_What you have to do_:
Go through the entries one line at a time, and gather every line that has the word "index".

──────── Source records

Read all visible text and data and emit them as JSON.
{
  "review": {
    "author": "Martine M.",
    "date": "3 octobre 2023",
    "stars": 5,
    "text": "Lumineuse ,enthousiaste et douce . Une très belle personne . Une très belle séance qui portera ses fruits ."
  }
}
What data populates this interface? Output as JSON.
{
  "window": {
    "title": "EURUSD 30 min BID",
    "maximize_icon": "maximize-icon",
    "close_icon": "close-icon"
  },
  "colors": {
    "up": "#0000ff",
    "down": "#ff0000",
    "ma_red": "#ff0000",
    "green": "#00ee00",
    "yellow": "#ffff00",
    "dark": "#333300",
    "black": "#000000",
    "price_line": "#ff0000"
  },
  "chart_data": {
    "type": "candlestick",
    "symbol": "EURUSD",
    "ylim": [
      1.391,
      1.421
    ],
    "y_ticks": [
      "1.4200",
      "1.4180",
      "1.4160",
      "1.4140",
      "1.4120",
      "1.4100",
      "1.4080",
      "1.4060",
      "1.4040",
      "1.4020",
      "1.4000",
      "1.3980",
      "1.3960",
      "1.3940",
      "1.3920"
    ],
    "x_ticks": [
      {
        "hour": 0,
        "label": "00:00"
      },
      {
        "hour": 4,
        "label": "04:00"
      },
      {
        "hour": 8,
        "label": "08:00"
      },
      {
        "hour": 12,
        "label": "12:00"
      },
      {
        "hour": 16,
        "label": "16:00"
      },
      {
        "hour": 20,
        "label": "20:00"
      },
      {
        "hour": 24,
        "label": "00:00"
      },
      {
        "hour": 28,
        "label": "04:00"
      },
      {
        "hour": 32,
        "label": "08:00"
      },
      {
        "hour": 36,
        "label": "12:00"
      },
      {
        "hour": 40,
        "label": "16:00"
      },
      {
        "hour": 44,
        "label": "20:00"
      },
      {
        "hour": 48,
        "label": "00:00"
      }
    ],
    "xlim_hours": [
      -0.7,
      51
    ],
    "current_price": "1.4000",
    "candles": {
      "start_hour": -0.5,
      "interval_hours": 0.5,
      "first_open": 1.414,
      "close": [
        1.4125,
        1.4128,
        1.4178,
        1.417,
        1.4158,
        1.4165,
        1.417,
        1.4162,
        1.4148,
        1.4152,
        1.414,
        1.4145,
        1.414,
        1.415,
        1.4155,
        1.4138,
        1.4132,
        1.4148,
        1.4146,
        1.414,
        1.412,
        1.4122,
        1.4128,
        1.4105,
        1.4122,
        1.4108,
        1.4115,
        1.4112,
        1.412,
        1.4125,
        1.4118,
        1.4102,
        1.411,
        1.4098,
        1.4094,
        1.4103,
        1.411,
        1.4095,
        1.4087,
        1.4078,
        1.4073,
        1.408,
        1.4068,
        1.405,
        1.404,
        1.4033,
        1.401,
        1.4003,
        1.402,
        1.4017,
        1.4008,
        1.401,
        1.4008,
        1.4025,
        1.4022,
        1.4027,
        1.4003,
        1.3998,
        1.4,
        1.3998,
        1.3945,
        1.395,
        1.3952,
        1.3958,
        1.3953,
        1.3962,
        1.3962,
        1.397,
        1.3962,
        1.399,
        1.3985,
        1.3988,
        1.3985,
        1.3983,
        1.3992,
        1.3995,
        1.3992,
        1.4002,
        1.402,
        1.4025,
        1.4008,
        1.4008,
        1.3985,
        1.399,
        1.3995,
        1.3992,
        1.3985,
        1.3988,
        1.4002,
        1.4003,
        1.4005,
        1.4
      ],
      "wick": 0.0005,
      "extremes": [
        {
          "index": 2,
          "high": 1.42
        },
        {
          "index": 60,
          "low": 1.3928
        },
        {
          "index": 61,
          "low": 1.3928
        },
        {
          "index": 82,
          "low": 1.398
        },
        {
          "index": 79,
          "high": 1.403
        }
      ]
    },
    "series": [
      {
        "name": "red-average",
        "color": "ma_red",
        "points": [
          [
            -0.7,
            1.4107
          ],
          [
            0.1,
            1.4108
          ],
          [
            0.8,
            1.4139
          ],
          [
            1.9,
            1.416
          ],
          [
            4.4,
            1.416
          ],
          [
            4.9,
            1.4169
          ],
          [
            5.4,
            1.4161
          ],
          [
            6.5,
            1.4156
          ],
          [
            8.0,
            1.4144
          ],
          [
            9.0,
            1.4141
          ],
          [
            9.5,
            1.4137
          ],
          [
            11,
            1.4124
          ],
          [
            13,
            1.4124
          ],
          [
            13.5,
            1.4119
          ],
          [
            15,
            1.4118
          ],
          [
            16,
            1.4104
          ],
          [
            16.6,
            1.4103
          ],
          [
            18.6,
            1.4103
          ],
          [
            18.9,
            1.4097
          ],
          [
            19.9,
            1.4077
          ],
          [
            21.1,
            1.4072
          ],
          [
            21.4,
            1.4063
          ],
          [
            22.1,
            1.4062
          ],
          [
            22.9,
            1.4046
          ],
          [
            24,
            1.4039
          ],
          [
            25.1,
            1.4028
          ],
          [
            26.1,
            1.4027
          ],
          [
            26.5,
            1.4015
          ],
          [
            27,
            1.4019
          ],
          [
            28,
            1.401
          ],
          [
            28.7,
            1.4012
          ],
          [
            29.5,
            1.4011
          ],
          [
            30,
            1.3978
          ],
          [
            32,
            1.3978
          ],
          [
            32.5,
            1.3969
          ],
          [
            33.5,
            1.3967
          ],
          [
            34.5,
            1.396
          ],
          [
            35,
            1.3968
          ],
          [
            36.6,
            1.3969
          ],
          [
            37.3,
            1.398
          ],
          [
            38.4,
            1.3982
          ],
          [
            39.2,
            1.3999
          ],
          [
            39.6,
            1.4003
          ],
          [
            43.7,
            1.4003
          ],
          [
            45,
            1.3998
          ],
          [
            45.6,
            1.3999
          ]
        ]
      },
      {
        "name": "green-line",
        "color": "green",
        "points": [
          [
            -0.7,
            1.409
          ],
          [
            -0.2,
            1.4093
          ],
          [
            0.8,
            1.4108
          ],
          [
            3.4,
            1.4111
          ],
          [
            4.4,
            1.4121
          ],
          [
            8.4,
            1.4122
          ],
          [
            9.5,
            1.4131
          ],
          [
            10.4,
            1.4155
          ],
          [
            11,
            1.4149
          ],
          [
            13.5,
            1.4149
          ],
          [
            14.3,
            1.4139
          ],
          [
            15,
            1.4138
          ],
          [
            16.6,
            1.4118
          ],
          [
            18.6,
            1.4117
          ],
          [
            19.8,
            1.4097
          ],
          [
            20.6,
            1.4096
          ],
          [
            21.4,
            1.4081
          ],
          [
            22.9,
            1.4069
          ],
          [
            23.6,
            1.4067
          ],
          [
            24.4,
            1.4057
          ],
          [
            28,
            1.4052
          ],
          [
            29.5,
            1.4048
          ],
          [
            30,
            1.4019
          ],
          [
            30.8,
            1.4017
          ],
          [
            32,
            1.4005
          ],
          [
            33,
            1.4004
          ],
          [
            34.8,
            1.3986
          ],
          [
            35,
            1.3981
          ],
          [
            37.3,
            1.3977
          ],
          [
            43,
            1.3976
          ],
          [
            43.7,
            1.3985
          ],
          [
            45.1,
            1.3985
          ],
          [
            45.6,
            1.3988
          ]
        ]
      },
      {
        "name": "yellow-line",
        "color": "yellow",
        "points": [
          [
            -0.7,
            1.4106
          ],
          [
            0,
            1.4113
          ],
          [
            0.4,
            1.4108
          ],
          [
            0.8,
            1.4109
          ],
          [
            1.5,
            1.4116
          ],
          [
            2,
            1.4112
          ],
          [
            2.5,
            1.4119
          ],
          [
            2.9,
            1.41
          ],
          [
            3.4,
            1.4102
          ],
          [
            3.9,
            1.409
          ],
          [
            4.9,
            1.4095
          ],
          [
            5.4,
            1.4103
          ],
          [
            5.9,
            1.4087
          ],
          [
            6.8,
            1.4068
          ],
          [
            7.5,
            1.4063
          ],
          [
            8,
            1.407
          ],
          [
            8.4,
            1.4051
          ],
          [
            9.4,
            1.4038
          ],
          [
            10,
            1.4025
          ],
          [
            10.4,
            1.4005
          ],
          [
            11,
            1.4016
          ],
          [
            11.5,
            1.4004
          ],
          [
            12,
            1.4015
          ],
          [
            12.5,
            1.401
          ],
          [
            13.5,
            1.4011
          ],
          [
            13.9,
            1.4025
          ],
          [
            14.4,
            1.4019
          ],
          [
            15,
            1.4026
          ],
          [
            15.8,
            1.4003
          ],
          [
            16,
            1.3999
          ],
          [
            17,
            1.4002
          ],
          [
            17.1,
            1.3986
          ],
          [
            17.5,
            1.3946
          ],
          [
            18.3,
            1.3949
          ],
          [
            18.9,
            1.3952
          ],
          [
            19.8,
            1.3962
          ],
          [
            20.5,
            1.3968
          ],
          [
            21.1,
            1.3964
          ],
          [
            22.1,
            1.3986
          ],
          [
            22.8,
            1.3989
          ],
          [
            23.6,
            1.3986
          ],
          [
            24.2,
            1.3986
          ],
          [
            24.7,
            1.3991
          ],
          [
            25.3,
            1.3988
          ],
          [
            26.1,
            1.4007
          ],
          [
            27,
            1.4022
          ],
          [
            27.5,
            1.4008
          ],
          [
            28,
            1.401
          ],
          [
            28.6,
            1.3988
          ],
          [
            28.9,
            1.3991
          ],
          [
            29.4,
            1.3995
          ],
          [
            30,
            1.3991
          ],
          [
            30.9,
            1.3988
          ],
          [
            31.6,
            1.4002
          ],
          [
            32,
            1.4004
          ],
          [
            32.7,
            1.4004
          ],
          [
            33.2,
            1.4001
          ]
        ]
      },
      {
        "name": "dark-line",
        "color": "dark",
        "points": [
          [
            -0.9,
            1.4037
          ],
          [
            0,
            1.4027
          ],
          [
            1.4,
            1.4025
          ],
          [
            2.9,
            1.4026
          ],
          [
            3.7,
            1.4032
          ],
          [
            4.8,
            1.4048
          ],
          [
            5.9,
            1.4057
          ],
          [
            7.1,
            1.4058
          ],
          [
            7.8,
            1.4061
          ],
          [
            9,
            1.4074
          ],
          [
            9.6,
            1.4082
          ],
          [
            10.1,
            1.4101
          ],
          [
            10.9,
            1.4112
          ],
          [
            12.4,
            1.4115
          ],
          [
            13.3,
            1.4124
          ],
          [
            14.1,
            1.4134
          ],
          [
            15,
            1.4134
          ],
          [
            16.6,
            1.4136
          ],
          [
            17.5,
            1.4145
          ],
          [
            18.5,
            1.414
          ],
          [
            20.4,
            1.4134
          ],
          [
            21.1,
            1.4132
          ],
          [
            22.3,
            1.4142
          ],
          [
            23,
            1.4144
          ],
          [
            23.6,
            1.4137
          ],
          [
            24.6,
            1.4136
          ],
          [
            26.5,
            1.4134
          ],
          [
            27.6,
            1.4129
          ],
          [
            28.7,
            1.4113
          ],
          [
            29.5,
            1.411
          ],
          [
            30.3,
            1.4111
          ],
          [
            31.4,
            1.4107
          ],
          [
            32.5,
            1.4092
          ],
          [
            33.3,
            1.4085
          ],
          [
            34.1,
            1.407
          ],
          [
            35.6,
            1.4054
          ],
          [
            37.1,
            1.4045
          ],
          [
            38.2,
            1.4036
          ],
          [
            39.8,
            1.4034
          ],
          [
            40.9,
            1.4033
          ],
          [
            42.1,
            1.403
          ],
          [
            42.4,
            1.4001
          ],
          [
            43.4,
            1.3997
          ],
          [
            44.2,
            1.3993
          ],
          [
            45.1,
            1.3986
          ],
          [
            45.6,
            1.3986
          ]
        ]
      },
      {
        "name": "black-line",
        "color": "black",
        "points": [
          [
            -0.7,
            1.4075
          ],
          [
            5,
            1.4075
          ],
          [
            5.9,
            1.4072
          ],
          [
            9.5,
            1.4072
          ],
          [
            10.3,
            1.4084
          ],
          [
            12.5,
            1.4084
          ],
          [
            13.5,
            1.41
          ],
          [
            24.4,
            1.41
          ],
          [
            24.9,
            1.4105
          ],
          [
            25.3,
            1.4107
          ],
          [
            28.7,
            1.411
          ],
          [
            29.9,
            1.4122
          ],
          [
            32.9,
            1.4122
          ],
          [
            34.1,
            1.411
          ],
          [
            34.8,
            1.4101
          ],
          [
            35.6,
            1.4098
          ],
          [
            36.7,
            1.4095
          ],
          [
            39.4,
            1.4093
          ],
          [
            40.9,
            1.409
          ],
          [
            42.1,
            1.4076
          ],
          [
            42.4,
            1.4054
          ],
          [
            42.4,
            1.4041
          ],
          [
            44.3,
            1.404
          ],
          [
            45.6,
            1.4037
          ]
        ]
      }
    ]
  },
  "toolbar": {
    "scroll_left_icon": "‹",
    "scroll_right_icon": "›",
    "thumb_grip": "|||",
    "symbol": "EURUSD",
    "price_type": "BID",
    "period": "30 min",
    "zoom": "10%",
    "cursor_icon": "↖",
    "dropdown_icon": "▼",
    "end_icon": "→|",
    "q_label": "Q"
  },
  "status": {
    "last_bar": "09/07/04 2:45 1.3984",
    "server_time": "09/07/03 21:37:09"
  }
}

────────────────

_Answer in full_:
          "index": 2,
          "index": 60,
          "index": 61,
          "index": 82,
          "index": 79,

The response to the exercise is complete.